_Written task_
What follows is a listing; give it again exactly, in its entirety.

_Dataset extract_
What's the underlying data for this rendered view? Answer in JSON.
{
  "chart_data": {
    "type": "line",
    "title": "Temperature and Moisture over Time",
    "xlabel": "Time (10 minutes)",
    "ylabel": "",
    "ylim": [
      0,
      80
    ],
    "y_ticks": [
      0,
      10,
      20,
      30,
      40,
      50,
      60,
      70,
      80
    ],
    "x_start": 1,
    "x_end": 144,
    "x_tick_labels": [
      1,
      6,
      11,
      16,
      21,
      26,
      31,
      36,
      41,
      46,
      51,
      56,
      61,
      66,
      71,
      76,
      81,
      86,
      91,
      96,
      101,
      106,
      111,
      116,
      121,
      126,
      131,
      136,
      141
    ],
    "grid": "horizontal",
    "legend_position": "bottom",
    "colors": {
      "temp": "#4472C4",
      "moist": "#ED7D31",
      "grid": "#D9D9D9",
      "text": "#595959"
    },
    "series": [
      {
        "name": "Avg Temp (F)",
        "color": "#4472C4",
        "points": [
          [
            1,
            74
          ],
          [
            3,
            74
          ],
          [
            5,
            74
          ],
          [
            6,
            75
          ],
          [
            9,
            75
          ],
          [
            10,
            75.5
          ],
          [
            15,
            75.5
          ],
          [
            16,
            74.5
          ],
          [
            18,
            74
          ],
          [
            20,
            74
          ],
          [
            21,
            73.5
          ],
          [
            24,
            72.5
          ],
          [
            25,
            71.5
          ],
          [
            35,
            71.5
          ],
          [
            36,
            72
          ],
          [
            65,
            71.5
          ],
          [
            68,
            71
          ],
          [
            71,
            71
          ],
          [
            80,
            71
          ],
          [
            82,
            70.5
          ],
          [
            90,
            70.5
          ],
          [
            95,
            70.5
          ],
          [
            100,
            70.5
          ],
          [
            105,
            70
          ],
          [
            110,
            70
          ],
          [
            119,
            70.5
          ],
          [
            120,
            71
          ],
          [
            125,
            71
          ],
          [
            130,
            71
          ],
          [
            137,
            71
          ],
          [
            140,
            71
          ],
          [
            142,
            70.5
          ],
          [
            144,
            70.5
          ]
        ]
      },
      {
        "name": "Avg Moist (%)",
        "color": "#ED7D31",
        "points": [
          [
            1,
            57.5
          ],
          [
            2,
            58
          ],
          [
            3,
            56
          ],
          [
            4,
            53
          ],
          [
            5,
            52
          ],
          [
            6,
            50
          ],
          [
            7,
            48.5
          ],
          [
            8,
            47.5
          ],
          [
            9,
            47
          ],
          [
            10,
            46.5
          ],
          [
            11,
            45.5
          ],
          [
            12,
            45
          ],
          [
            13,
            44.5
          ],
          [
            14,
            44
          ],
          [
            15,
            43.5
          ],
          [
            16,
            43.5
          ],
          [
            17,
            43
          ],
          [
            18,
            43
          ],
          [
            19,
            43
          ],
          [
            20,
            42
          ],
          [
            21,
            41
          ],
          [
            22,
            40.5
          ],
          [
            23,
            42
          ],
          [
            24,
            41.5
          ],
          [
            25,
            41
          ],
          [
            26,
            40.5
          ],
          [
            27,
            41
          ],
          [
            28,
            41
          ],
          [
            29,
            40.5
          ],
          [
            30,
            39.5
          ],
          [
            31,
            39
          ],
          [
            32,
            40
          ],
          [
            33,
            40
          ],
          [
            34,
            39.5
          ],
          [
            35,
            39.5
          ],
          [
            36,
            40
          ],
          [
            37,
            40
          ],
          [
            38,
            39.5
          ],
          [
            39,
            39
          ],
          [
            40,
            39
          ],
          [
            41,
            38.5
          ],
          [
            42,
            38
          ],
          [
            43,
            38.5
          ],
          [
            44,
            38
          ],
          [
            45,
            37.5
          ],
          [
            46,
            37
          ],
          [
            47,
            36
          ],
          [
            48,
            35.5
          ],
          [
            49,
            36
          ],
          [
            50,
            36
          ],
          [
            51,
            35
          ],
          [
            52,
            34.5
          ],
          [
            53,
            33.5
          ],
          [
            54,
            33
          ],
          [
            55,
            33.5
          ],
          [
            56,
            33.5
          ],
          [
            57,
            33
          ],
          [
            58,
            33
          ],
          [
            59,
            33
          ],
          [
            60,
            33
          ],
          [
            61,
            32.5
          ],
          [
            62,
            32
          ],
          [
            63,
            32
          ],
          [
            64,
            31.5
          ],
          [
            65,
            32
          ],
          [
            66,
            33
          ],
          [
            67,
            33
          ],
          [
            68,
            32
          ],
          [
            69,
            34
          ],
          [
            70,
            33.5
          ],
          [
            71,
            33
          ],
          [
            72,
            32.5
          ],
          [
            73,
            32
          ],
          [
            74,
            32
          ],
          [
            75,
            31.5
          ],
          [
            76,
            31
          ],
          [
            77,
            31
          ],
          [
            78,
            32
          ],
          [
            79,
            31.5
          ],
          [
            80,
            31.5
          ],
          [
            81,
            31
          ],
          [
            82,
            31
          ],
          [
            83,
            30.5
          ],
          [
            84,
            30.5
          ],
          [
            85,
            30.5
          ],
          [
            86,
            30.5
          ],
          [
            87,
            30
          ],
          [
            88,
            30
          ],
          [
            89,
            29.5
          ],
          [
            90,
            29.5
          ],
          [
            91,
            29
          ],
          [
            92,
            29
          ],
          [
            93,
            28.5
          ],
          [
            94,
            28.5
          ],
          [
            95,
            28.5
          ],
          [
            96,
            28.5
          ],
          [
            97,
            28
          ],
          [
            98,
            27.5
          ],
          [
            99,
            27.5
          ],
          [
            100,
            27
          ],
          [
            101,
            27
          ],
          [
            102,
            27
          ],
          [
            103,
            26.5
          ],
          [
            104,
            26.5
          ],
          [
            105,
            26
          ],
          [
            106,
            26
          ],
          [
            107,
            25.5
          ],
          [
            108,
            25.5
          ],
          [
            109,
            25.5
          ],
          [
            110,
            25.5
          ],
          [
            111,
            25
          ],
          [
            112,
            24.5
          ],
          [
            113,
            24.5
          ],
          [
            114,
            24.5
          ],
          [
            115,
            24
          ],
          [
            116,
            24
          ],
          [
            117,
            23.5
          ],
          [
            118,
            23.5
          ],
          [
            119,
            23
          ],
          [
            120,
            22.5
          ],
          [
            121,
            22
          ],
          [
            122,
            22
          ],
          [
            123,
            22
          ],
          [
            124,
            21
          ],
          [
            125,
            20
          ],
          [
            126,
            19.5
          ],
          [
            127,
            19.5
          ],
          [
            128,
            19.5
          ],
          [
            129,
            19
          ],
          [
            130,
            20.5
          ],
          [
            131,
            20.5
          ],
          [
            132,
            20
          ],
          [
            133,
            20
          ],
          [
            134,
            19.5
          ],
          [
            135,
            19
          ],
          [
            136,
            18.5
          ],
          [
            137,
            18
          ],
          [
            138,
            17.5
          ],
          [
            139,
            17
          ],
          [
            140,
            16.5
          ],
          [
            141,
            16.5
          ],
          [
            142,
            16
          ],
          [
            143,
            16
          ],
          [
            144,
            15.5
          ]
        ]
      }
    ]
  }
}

_Completed exercise_
What's the underlying data for this rendered view? Answer in JSON.
{
  "chart_data": {
    "type": "line",
    "title": "Temperature and Moisture over Time",
    "xlabel": "Time (10 minutes)",
    "ylabel": "",
    "ylim": [
      0,
      80
    ],
    "y_ticks": [
      0,
      10,
      20,
      30,
      40,
      50,
      60,
      70,
      80
    ],
    "x_start": 1,
    "x_end": 144,
    "x_tick_labels": [
      1,
      6,
      11,
      16,
      21,
      26,
      31,
      36,
      41,
      46,
      51,
      56,
      61,
      66,
      71,
      76,
      81,
      86,
      91,
      96,
      101,
      106,
      111,
      116,
      121,
      126,
      131,
      136,
      141
    ],
    "grid": "horizontal",
    "legend_position": "bottom",
    "colors": {
      "temp": "#4472C4",
      "moist": "#ED7D31",
      "grid": "#D9D9D9",
      "text": "#595959"
    },
    "series": [
      {
        "name": "Avg Temp (F)",
        "color": "#4472C4",
        "points": [
          [
            1,
            74
          ],
          [
            3,
            74
          ],
          [
            5,
            74
          ],
          [
            6,
            75
          ],
          [
            9,
            75
          ],
          [
            10,
            75.5
          ],
          [
            15,
            75.5
          ],
          [
            16,
            74.5
          ],
          [
            18,
            74
          ],
          [
            20,
            74
          ],
          [
            21,
            73.5
          ],
          [
            24,
            72.5
          ],
          [
            25,
            71.5
          ],
          [
            35,
            71.5
          ],
          [
            36,
            72
          ],
          [
            65,
            71.5
          ],
          [
            68,
            71
          ],
          [
            71,
            71
          ],
          [
            80,
            71
          ],
          [
            82,
            70.5
          ],
          [
            90,
            70.5
          ],
          [
            95,
            70.5
          ],
          [
            100,
            70.5
          ],
          [
            105,
            70
          ],
          [
            110,
            70
          ],
          [
            119,
            70.5
          ],
          [
            120,
            71
          ],
          [
            125,
            71
          ],
          [
            130,
            71
          ],
          [
            137,
            71
          ],
          [
            140,
            71
          ],
          [
            142,
            70.5
          ],
          [
            144,
            70.5
          ]
        ]
      },
      {
        "name": "Avg Moist (%)",
        "color": "#ED7D31",
        "points": [
          [
            1,
            57.5
          ],
          [
            2,
            58
          ],
          [
            3,
            56
          ],
          [
            4,
            53
          ],
          [
            5,
            52
          ],
          [
            6,
            50
          ],
          [
            7,
            48.5
          ],
          [
            8,
            47.5
          ],
          [
            9,
            47
          ],
          [
            10,
            46.5
          ],
          [
            11,
            45.5
          ],
          [
            12,
            45
          ],
          [
            13,
            44.5
          ],
          [
            14,
            44
          ],
          [
            15,
            43.5
          ],
          [
            16,
            43.5
          ],
          [
            17,
            43
          ],
          [
            18,
            43
          ],
          [
            19,
            43
          ],
          [
            20,
            42
          ],
          [
            21,
            41
          ],
          [
            22,
            40.5
          ],
          [
            23,
            42
          ],
          [
            24,
            41.5
          ],
          [
            25,
            41
          ],
          [
            26,
            40.5
          ],
          [
            27,
            41
          ],
          [
            28,
            41
          ],
          [
            29,
            40.5
          ],
          [
            30,
            39.5
          ],
          [
            31,
            39
          ],
          [
            32,
            40
          ],
          [
            33,
            40
          ],
          [
            34,
            39.5
          ],
          [
            35,
            39.5
          ],
          [
            36,
            40
          ],
          [
            37,
            40
          ],
          [
            38,
            39.5
          ],
          [
            39,
            39
          ],
          [
            40,
            39
          ],
          [
            41,
            38.5
          ],
          [
            42,
            38
          ],
          [
            43,
            38.5
          ],
          [
            44,
            38
          ],
          [
            45,
            37.5
          ],
          [
            46,
            37
          ],
          [
            47,
            36
          ],
          [
            48,
            35.5
          ],
          [
            49,
            36
          ],
          [
            50,
            36
          ],
          [
            51,
            35
          ],
          [
            52,
            34.5
          ],
          [
            53,
            33.5
          ],
          [
            54,
            33
          ],
          [
            55,
            33.5
          ],
          [
            56,
            33.5
          ],
          [
            57,
            33
          ],
          [
            58,
            33
          ],
          [
            59,
            33
          ],
          [
            60,
            33
          ],
          [
            61,
            32.5
          ],
          [
            62,
            32
          ],
          [
            63,
            32
          ],
          [
            64,
            31.5
          ],
          [
            65,
            32
          ],
          [
            66,
            33
          ],
          [
            67,
            33
          ],
          [
            68,
            32
          ],
          [
            69,
            34
          ],
          [
            70,
            33.5
          ],
          [
            71,
            33
          ],
          [
            72,
            32.5
          ],
          [
            73,
            32
          ],
          [
            74,
            32
          ],
          [
            75,
            31.5
          ],
          [
            76,
            31
          ],
          [
            77,
            31
          ],
          [
            78,
            32
          ],
          [
            79,
            31.5
          ],
          [
            80,
            31.5
          ],
          [
            81,
            31
          ],
          [
            82,
            31
          ],
          [
            83,
            30.5
          ],
          [
            84,
            30.5
          ],
          [
            85,
            30.5
          ],
          [
            86,
            30.5
          ],
          [
            87,
            30
          ],
          [
            88,
            30
          ],
          [
            89,
            29.5
          ],
          [
            90,
            29.5
          ],
          [
            91,
            29
          ],
          [
            92,
            29
          ],
          [
            93,
            28.5
          ],
          [
            94,
            28.5
          ],
          [
            95,
            28.5
          ],
          [
            96,
            28.5
          ],
          [
            97,
            28
          ],
          [
            98,
            27.5
          ],
          [
            99,
            27.5
          ],
          [
            100,
            27
          ],
          [
            101,
            27
          ],
          [
            102,
            27
          ],
          [
            103,
            26.5
          ],
          [
            104,
            26.5
          ],
          [
            105,
            26
          ],
          [
            106,
            26
          ],
          [
            107,
            25.5
          ],
          [
            108,
            25.5
          ],
          [
            109,
            25.5
          ],
          [
            110,
            25.5
          ],
          [
            111,
            25
          ],
          [
            112,
            24.5
          ],
          [
            113,
            24.5
          ],
          [
            114,
            24.5
          ],
          [
            115,
            24
          ],
          [
            116,
            24
          ],
          [
            117,
            23.5
          ],
          [
            118,
            23.5
          ],
          [
            119,
            23
          ],
          [
            120,
            22.5
          ],
          [
            121,
            22
          ],
          [
            122,
            22
          ],
          [
            123,
            22
          ],
          [
            124,
            21
          ],
          [
            125,
            20
          ],
          [
            126,
            19.5
          ],
          [
            127,
            19.5
          ],
          [
            128,
            19.5
          ],
          [
            129,
            19
          ],
          [
            130,
            20.5
          ],
          [
            131,
            20.5
          ],
          [
            132,
            20
          ],
          [
            133,
            20
          ],
          [
            134,
            19.5
          ],
          [
            135,
            19
          ],
          [
            136,
            18.5
          ],
          [
            137,
            18
          ],
          [
            138,
            17.5
          ],
          [
            139,
            17
          ],
          [
            140,
            16.5
          ],
          [
            141,
            16.5
          ],
          [
            142,
            16
          ],
          [
            143,
            16
          ],
          [
            144,
            15.5
          ]
        ]
      }
    ]
  }
}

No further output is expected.